Select every line containing the word "annotations" from the material, and copy those lines.

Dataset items
* * *

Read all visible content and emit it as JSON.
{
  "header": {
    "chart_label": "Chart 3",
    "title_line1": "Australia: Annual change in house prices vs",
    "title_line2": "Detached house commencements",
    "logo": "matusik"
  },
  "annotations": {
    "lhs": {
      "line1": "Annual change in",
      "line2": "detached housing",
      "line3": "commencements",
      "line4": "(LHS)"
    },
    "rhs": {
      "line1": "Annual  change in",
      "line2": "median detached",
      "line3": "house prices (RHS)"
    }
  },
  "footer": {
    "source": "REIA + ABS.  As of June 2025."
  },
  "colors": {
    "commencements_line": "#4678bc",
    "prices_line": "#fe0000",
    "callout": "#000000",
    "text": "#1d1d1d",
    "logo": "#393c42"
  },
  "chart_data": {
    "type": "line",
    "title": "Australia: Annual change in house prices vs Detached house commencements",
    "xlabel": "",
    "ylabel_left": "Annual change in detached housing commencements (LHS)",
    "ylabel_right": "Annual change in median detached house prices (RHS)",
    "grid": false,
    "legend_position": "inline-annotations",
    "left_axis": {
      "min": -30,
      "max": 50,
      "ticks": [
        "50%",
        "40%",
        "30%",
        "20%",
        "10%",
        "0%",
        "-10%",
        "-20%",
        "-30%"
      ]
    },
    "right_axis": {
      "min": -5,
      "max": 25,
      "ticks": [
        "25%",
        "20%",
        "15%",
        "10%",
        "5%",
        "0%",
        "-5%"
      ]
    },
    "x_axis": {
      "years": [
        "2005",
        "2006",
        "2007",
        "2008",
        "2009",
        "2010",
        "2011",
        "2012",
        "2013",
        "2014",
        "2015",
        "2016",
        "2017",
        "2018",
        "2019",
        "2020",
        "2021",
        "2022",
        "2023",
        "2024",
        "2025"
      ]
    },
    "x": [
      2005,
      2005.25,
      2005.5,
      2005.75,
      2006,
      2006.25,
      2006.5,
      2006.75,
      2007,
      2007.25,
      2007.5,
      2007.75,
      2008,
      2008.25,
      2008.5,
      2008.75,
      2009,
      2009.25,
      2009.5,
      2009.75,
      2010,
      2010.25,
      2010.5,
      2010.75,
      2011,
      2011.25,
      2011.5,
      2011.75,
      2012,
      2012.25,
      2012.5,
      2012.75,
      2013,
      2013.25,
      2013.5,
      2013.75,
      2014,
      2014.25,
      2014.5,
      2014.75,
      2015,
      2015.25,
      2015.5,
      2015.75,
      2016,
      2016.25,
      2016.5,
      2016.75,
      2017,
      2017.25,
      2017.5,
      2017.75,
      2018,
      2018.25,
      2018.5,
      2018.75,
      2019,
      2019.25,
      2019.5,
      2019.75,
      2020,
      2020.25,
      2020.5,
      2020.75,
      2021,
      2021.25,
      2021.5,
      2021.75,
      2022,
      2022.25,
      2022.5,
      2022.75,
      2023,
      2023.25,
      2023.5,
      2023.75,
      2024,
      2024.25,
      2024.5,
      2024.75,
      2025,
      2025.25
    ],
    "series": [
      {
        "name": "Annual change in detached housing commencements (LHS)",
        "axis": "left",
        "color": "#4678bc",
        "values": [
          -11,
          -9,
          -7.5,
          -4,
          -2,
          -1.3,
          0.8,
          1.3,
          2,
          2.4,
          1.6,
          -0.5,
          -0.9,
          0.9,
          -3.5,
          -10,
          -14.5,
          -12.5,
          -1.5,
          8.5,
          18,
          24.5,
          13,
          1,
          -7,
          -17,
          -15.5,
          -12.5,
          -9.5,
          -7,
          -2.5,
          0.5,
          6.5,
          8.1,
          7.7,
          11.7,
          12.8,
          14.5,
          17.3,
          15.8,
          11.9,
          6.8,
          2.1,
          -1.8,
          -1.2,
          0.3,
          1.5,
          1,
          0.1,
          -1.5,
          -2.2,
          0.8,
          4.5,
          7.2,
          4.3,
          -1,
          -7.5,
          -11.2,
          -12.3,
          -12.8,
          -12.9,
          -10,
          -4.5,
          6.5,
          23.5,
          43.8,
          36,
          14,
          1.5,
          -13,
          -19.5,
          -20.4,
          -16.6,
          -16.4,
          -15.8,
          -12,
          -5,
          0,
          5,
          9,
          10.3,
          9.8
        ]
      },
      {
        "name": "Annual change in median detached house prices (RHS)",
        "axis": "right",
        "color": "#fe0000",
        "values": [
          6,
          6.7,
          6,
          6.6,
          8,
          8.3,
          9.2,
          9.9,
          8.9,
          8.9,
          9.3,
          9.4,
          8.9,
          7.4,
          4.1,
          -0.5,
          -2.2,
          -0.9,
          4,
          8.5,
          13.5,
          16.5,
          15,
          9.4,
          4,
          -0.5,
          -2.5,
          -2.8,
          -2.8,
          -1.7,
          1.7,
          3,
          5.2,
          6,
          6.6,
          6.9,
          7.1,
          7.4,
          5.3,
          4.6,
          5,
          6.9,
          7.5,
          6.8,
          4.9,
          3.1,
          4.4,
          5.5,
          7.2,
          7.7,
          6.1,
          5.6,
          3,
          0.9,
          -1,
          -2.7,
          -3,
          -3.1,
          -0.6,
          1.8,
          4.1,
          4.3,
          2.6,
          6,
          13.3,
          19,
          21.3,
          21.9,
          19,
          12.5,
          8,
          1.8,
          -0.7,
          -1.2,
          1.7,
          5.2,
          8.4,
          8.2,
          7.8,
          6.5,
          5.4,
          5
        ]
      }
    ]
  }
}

* * *

*Result:*
  "annotations": {
    "legend_position": "inline-annotations",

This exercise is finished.